Your objective = From the line that has "Type out the text in this image." down to the final line of the listing below, transcribe every line exactly, and only those.

Data for the task =
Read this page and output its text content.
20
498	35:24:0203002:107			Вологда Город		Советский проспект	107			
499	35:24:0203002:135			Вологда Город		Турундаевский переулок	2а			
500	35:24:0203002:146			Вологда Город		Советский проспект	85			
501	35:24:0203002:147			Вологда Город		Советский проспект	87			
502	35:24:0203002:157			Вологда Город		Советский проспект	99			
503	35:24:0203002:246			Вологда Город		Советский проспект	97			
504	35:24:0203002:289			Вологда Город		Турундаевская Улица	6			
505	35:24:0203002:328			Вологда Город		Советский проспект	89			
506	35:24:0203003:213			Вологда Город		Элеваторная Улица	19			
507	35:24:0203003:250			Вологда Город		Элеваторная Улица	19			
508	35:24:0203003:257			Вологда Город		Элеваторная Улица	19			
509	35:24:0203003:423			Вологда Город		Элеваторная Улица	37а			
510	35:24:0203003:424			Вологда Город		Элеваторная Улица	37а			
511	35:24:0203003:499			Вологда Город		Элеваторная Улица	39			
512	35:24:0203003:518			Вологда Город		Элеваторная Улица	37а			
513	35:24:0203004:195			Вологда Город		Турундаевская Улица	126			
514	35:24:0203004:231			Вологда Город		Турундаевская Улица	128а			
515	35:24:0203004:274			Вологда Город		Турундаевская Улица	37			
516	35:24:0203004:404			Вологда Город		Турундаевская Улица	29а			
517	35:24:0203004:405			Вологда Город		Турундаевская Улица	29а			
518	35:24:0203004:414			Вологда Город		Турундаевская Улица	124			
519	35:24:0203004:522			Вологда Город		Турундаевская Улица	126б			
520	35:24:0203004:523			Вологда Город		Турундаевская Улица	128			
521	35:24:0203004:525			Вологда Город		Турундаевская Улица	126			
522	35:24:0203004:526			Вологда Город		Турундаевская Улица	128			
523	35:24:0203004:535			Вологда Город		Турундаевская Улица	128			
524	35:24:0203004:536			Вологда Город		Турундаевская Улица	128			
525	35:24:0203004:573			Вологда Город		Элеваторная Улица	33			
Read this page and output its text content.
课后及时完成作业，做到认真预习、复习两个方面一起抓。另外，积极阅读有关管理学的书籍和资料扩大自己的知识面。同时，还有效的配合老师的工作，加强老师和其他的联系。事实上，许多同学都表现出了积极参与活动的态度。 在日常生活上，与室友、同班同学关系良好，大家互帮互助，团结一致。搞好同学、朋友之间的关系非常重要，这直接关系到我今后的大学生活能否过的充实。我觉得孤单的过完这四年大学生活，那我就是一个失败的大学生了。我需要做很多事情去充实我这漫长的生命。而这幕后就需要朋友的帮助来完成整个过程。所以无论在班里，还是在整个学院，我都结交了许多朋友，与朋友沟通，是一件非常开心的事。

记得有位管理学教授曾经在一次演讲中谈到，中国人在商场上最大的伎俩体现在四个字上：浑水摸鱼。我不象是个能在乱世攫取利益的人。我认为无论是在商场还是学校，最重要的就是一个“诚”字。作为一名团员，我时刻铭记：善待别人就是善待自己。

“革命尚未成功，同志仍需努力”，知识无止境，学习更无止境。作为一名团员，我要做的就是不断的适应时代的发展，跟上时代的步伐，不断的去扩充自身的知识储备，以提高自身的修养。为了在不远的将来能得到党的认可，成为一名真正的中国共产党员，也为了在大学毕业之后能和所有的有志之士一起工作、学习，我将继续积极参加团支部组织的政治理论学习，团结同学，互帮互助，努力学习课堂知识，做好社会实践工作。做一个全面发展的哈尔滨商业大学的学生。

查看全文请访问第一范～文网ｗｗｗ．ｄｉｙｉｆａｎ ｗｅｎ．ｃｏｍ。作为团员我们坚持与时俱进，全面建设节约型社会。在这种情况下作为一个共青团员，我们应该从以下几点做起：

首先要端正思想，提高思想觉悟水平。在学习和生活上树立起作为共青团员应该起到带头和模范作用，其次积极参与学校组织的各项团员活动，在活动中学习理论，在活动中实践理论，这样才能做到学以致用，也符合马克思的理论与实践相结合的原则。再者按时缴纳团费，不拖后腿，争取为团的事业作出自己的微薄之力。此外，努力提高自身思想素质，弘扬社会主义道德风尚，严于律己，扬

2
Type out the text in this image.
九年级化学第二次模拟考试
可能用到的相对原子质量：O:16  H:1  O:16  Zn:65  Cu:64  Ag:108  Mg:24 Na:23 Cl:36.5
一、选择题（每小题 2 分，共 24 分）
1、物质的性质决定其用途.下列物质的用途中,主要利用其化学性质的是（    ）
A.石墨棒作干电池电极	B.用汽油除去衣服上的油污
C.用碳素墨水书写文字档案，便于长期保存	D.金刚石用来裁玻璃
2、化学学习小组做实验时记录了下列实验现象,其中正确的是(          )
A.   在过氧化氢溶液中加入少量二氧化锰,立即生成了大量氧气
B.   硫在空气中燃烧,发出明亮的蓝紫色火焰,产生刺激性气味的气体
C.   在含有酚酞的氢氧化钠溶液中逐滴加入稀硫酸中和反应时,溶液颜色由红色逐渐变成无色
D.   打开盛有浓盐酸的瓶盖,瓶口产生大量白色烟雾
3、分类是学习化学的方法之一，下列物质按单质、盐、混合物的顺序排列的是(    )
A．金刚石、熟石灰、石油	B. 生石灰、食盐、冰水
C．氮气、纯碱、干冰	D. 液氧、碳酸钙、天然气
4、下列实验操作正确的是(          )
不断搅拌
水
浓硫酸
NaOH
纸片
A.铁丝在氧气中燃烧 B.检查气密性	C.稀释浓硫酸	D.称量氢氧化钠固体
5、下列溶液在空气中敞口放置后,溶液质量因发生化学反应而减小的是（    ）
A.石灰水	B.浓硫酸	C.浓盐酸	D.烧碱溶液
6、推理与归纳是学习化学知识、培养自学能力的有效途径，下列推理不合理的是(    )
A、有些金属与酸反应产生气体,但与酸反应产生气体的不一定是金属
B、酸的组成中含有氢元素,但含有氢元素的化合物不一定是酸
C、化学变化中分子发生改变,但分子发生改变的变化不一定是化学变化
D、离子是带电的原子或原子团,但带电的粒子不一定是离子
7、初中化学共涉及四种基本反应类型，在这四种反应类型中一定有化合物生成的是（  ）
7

Full output =
Type out the text in this image.
九年级化学第二次模拟考试
可能用到的相对原子质量：O:16  H:1  O:16  Zn:65  Cu:64  Ag:108  Mg:24 Na:23 Cl:36.5
一、选择题（每小题 2 分，共 24 分）
1、物质的性质决定其用途.下列物质的用途中,主要利用其化学性质的是（    ）
A.石墨棒作干电池电极	B.用汽油除去衣服上的油污
C.用碳素墨水书写文字档案，便于长期保存	D.金刚石用来裁玻璃
2、化学学习小组做实验时记录了下列实验现象,其中正确的是(          )
A.   在过氧化氢溶液中加入少量二氧化锰,立即生成了大量氧气
B.   硫在空气中燃烧,发出明亮的蓝紫色火焰,产生刺激性气味的气体
C.   在含有酚酞的氢氧化钠溶液中逐滴加入稀硫酸中和反应时,溶液颜色由红色逐渐变成无色
D.   打开盛有浓盐酸的瓶盖,瓶口产生大量白色烟雾
3、分类是学习化学的方法之一，下列物质按单质、盐、混合物的顺序排列的是(    )
A．金刚石、熟石灰、石油	B. 生石灰、食盐、冰水
C．氮气、纯碱、干冰	D. 液氧、碳酸钙、天然气
4、下列实验操作正确的是(          )
不断搅拌
水
浓硫酸
NaOH
纸片
A.铁丝在氧气中燃烧 B.检查气密性	C.稀释浓硫酸	D.称量氢氧化钠固体
5、下列溶液在空气中敞口放置后,溶液质量因发生化学反应而减小的是（    ）
A.石灰水	B.浓硫酸	C.浓盐酸	D.烧碱溶液
6、推理与归纳是学习化学知识、培养自学能力的有效途径，下列推理不合理的是(    )
A、有些金属与酸反应产生气体,但与酸反应产生气体的不一定是金属
B、酸的组成中含有氢元素,但含有氢元素的化合物不一定是酸
C、化学变化中分子发生改变,但分子发生改变的变化不一定是化学变化
D、离子是带电的原子或原子团,但带电的粒子不一定是离子
7、初中化学共涉及四种基本反应类型，在这四种反应类型中一定有化合物生成的是（  ）
7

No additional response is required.